***** Stored data

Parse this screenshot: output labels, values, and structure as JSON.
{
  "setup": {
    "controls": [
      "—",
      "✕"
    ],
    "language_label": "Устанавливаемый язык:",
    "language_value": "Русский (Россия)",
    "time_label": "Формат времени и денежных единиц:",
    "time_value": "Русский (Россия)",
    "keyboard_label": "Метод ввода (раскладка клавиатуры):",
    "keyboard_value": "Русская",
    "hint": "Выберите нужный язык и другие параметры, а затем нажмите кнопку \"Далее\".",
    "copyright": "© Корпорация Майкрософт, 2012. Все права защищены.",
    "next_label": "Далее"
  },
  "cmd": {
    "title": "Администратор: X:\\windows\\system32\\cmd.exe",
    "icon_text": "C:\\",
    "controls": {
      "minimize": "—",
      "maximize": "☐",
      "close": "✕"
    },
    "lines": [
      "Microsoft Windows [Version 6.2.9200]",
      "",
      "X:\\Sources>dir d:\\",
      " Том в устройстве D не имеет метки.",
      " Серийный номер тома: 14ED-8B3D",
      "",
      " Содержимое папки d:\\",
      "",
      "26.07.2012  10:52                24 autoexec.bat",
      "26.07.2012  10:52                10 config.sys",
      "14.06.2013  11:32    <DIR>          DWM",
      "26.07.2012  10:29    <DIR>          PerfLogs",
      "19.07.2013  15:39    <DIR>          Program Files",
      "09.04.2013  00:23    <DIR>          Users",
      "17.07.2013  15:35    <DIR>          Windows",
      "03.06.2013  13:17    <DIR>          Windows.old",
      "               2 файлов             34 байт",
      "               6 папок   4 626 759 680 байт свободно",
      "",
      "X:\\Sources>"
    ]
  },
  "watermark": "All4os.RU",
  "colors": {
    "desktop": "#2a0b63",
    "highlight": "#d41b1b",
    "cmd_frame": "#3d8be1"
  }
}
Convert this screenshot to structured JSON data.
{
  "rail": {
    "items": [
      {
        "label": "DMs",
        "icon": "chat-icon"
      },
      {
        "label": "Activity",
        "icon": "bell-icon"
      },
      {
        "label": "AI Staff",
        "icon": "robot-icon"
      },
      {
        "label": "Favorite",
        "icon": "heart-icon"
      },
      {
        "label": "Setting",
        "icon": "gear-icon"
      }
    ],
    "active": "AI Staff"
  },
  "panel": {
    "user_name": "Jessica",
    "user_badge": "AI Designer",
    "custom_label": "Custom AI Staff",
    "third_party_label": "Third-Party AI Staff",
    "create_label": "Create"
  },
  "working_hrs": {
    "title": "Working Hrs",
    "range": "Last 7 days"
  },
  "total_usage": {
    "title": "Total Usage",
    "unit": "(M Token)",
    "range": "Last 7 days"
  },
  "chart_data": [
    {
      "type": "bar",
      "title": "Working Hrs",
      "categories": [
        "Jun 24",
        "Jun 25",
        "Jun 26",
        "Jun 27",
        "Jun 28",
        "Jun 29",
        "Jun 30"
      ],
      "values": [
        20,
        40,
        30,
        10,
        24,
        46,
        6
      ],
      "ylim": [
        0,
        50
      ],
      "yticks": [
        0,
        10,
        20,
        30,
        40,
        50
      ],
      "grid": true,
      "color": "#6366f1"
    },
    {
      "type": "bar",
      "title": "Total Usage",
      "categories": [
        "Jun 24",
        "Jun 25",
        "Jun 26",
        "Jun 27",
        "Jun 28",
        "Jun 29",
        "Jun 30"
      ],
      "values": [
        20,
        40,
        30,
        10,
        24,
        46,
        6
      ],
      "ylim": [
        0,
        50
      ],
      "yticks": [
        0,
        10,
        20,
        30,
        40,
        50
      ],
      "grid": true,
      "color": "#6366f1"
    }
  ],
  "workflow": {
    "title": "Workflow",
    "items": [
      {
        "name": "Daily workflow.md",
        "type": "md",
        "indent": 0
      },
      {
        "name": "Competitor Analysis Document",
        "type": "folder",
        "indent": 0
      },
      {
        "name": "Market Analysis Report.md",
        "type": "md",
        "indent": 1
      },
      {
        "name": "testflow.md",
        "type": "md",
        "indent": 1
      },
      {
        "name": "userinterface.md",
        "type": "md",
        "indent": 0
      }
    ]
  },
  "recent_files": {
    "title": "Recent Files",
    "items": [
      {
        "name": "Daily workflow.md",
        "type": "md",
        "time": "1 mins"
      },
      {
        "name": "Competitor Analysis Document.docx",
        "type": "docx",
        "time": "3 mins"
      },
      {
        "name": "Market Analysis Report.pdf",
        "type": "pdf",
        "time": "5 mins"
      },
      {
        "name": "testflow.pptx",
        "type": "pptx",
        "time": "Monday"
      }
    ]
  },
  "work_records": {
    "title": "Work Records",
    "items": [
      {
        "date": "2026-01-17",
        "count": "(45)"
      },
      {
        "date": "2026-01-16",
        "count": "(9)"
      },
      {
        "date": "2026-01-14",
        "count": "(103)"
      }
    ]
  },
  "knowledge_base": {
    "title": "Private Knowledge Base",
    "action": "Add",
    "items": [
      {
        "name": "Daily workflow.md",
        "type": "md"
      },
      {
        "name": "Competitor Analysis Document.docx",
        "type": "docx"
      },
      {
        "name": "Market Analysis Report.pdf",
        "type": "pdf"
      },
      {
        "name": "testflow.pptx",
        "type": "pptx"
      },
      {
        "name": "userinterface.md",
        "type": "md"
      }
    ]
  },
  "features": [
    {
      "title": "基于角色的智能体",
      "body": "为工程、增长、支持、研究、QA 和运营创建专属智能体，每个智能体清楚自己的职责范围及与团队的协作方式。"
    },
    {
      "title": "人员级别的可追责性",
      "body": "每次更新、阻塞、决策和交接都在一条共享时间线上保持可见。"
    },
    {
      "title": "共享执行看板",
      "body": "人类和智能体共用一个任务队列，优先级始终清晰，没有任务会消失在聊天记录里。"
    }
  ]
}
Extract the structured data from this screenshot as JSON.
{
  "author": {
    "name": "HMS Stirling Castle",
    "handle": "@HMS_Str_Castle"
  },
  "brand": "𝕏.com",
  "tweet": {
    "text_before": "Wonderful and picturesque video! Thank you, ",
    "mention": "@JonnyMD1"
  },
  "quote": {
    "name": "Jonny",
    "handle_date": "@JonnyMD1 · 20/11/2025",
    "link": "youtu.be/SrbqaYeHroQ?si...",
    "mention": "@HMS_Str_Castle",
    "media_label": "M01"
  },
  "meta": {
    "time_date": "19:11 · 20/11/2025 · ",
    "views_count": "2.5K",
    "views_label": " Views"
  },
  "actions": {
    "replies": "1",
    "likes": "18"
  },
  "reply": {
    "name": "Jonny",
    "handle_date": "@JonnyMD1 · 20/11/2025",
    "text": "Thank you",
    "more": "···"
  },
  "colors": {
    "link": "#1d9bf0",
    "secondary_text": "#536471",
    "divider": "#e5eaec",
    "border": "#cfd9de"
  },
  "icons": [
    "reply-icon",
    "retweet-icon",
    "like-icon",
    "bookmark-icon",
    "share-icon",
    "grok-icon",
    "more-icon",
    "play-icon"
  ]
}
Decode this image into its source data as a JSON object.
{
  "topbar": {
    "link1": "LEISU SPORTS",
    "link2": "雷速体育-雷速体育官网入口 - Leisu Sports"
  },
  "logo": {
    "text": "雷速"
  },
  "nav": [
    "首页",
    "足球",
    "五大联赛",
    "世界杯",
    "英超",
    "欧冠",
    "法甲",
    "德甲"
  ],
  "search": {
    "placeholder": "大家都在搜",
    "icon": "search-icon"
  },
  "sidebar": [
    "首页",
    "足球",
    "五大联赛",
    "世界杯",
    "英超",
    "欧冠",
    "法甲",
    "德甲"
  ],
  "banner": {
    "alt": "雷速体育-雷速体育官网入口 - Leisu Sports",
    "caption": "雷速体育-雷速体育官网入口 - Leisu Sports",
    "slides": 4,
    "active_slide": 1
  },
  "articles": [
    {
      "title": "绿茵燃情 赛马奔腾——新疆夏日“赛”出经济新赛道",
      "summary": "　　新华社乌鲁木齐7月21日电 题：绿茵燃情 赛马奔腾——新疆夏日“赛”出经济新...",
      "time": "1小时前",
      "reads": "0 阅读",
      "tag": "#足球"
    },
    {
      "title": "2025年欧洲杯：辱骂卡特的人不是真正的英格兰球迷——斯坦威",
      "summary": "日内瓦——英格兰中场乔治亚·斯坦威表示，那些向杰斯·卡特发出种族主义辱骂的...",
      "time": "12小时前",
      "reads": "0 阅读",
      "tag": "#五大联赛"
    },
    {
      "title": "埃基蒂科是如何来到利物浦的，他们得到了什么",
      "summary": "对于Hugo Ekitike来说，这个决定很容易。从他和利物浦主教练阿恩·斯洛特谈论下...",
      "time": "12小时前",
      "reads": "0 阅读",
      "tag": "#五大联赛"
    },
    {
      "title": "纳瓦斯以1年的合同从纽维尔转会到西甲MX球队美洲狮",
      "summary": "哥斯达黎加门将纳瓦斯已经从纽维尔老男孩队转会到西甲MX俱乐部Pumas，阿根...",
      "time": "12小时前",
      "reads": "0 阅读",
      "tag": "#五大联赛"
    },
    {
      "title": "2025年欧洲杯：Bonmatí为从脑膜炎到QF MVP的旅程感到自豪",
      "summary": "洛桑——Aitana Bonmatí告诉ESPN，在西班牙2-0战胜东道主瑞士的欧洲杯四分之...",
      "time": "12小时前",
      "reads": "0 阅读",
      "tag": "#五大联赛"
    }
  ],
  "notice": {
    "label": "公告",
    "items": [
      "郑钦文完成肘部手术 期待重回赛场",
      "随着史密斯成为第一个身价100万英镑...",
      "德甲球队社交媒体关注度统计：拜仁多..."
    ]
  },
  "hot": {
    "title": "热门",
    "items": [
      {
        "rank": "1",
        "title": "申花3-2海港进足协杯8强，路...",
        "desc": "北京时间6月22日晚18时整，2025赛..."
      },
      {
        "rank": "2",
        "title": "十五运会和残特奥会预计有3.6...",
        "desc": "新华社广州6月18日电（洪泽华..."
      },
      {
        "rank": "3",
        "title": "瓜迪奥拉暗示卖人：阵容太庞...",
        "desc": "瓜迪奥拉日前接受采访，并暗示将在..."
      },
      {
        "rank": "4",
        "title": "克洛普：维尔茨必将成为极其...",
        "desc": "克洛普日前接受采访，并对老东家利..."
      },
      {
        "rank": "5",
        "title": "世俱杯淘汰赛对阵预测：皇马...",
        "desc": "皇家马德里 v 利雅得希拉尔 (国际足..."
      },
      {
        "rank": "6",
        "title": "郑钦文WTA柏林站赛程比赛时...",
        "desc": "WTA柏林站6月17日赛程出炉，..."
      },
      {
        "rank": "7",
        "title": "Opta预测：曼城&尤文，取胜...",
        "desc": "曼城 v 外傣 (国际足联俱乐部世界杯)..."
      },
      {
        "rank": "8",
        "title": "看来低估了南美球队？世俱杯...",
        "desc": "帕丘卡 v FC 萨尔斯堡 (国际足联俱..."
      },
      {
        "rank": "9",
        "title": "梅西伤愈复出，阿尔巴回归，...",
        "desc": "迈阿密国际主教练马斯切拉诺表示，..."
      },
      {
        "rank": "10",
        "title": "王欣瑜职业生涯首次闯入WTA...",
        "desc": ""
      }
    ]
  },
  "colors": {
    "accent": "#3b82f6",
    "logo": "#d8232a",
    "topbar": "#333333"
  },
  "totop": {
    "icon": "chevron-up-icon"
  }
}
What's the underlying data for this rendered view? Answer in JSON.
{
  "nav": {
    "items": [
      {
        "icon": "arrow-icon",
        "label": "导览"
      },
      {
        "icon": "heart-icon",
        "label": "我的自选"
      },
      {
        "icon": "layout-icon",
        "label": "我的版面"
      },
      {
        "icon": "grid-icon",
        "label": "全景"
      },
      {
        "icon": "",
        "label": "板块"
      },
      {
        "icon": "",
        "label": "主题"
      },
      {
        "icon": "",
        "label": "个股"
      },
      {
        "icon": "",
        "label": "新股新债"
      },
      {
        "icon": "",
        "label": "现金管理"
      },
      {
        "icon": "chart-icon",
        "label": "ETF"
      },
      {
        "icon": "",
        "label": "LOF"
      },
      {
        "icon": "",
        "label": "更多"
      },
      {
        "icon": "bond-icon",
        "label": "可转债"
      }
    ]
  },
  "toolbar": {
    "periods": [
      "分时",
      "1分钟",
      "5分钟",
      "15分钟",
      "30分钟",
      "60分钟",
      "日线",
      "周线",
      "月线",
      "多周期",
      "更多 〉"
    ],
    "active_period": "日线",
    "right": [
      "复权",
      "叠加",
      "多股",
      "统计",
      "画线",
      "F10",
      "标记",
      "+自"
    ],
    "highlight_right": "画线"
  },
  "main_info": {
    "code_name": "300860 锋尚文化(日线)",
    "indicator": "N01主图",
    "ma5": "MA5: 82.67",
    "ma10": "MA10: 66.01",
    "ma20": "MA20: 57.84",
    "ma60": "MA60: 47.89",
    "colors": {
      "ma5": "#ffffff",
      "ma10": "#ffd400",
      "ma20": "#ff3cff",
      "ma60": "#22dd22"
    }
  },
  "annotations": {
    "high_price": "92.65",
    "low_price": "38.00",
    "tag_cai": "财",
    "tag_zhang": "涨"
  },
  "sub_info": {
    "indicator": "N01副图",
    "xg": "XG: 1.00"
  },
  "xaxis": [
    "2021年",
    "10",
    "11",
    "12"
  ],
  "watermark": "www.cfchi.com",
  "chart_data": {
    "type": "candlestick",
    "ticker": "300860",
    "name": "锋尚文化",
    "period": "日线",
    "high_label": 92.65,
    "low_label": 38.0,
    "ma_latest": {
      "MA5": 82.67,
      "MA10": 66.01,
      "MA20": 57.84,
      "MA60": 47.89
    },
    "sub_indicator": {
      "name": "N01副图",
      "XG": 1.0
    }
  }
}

**********

Which lines in the records above contain the string "screenshot"? Copy each one.

Parse this screenshot: output labels, values, and structure as JSON.
Convert this screenshot to structured JSON data.
Extract the structured data from this screenshot as JSON.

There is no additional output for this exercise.